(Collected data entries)
☆ ☆ ☆ ☆

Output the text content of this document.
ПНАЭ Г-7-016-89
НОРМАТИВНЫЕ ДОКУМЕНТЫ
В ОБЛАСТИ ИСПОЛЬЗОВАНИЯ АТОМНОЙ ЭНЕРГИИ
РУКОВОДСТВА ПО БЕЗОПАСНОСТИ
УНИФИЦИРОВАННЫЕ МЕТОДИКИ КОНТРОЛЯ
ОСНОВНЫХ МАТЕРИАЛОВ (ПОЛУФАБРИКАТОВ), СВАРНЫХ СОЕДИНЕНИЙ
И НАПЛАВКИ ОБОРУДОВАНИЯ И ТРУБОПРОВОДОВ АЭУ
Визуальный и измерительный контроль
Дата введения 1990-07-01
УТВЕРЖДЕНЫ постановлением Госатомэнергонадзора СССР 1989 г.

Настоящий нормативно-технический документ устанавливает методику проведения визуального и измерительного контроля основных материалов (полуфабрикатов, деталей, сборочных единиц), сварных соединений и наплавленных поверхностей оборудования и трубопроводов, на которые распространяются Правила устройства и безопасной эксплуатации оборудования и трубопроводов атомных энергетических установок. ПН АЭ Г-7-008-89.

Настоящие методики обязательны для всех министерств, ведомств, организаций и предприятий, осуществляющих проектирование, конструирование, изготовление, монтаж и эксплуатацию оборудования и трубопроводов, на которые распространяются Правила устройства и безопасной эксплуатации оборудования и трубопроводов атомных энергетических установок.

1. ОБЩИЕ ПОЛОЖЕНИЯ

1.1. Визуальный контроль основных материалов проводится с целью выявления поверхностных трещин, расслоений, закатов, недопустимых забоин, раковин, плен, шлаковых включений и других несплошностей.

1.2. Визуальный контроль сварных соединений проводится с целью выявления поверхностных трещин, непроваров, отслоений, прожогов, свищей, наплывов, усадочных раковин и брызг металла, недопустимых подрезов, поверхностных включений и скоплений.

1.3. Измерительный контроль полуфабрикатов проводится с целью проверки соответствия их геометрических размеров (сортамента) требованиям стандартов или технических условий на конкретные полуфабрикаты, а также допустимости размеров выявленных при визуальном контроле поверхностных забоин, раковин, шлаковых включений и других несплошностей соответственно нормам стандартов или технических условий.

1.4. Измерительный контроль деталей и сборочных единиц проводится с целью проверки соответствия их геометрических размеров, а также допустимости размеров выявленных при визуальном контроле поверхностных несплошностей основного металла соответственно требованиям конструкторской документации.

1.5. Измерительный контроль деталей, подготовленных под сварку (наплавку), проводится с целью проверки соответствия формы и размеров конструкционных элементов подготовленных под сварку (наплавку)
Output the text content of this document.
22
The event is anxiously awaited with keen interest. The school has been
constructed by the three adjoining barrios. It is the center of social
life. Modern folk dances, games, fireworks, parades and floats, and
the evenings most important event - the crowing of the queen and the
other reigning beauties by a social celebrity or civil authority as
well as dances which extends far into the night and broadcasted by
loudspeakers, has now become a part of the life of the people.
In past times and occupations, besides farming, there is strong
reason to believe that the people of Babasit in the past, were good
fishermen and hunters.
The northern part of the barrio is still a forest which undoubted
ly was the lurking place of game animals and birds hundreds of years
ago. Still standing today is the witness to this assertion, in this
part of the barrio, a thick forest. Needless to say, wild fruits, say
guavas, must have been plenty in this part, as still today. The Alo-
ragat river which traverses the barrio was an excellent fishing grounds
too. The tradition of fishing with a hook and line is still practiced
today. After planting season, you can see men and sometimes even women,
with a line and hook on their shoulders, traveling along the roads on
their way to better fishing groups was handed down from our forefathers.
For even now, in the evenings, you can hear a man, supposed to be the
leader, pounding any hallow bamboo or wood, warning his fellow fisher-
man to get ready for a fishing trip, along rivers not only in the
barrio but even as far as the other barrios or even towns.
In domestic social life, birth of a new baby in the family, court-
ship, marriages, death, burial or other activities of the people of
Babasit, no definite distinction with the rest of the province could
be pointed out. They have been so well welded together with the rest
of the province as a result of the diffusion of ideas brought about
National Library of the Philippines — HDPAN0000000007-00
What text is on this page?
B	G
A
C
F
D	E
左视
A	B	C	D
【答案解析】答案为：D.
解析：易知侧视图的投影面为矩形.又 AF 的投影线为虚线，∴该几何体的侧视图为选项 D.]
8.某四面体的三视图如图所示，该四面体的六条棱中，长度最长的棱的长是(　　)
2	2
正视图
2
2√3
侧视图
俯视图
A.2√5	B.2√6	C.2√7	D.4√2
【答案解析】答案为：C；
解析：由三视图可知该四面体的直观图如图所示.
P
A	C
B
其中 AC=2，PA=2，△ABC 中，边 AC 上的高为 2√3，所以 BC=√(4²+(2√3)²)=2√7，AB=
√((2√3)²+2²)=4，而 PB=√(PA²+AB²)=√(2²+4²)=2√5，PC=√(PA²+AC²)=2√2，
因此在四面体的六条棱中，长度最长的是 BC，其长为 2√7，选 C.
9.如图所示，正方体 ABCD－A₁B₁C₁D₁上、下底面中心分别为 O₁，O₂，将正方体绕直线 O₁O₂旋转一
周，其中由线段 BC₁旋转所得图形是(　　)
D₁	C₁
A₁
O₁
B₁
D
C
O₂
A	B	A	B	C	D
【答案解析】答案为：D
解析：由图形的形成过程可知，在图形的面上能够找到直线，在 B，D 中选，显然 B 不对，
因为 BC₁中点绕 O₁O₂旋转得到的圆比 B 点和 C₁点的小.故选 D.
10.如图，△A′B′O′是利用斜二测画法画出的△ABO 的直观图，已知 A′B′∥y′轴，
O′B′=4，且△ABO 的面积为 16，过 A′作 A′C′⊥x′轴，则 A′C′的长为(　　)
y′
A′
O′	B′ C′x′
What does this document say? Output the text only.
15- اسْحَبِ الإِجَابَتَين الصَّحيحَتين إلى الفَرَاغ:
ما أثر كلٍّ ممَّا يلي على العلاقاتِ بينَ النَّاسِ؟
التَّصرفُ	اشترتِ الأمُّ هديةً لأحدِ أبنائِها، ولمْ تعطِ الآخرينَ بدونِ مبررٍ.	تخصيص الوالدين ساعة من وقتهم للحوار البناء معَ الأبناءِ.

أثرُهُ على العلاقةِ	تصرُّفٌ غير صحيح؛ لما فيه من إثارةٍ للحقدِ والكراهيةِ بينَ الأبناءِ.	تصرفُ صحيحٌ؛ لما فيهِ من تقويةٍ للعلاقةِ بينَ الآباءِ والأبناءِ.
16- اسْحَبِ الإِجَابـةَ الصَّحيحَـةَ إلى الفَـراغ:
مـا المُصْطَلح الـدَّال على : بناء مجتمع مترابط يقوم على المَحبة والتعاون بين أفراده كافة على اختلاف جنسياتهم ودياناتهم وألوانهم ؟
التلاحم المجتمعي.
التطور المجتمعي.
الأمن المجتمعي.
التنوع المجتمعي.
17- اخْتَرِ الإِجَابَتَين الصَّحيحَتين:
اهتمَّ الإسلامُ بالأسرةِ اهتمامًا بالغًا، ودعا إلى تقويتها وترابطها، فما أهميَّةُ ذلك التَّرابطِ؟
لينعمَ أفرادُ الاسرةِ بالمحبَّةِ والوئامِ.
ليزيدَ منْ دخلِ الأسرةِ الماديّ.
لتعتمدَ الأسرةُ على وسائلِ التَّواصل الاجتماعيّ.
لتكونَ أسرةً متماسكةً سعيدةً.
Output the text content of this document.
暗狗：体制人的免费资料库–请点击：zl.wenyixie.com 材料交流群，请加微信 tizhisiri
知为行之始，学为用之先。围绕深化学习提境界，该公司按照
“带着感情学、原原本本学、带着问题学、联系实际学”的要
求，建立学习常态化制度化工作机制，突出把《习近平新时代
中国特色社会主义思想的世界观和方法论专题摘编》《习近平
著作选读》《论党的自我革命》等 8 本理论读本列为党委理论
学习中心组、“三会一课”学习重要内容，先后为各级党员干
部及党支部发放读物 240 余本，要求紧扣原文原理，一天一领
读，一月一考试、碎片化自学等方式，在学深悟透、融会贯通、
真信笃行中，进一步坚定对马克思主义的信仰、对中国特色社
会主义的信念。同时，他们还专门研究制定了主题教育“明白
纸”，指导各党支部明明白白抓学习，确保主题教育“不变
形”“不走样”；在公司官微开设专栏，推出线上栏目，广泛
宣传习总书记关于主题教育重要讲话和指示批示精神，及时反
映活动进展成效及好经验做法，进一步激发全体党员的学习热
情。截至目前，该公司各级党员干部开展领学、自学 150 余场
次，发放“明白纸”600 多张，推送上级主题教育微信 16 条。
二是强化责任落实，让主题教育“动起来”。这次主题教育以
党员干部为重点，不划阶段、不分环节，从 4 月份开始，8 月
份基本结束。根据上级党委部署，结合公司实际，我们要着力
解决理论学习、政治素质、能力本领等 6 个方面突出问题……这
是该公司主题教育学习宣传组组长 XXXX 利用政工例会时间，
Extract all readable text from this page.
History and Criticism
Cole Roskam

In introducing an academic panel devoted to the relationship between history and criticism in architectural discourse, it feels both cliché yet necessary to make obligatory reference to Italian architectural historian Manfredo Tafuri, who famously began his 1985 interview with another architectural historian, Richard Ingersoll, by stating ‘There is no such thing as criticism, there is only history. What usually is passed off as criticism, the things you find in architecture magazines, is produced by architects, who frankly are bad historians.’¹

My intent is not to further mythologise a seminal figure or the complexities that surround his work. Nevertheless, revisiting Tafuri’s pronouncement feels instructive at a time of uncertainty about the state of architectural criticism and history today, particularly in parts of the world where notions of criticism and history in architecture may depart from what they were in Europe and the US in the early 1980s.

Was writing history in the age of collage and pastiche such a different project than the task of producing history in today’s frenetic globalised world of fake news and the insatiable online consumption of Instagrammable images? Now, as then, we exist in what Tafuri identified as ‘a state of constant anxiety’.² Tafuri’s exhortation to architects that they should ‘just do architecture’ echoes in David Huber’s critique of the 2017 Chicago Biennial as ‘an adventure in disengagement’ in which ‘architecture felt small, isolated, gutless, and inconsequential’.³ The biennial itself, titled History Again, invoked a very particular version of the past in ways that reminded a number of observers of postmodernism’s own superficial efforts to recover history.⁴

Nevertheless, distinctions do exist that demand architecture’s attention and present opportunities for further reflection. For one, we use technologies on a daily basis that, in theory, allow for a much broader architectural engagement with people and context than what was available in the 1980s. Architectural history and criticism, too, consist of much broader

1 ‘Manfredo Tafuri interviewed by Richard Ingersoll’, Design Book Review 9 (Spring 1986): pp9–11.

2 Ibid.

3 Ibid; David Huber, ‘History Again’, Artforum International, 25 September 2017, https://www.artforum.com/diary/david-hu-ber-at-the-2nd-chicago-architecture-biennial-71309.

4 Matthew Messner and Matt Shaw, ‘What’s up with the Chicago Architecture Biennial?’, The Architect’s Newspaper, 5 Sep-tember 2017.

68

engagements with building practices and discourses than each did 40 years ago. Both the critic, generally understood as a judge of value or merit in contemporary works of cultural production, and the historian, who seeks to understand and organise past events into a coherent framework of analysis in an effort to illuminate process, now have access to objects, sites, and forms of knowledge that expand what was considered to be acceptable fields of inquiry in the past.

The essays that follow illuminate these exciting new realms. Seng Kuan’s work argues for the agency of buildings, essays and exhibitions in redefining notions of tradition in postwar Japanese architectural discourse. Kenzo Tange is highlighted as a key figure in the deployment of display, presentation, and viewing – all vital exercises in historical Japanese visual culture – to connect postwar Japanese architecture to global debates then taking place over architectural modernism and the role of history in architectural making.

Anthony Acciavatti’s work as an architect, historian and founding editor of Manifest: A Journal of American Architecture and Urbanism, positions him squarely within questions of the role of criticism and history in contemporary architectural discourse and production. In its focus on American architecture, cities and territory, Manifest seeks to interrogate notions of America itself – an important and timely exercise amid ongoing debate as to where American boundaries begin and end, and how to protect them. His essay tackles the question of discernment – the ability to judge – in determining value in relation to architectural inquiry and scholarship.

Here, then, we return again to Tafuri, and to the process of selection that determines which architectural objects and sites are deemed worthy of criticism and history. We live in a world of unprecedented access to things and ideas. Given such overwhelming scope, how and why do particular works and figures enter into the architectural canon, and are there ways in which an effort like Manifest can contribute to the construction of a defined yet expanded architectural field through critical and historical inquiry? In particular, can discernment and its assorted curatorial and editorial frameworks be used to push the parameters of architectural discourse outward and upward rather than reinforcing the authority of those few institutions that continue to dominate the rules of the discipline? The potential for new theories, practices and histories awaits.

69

☆ ☆ ☆ ☆

- GOAL
Return each line that includes "распространяются".

- SOLUTION FOR THIS EXERCISE
Настоящий нормативно-технический документ устанавливает методику проведения визуального и измерительного контроля основных материалов (полуфабрикатов, деталей, сборочных единиц), сварных соединений и наплавленных поверхностей оборудования и трубопроводов, на которые распространяются Правила устройства и безопасной эксплуатации оборудования и трубопроводов атомных энергетических установок. ПН АЭ Г-7-008-89.
Настоящие методики обязательны для всех министерств, ведомств, организаций и предприятий, осуществляющих проектирование, конструирование, изготовление, монтаж и эксплуатацию оборудования и трубопроводов, на которые распространяются Правила устройства и безопасной эксплуатации оборудования и трубопроводов атомных энергетических установок.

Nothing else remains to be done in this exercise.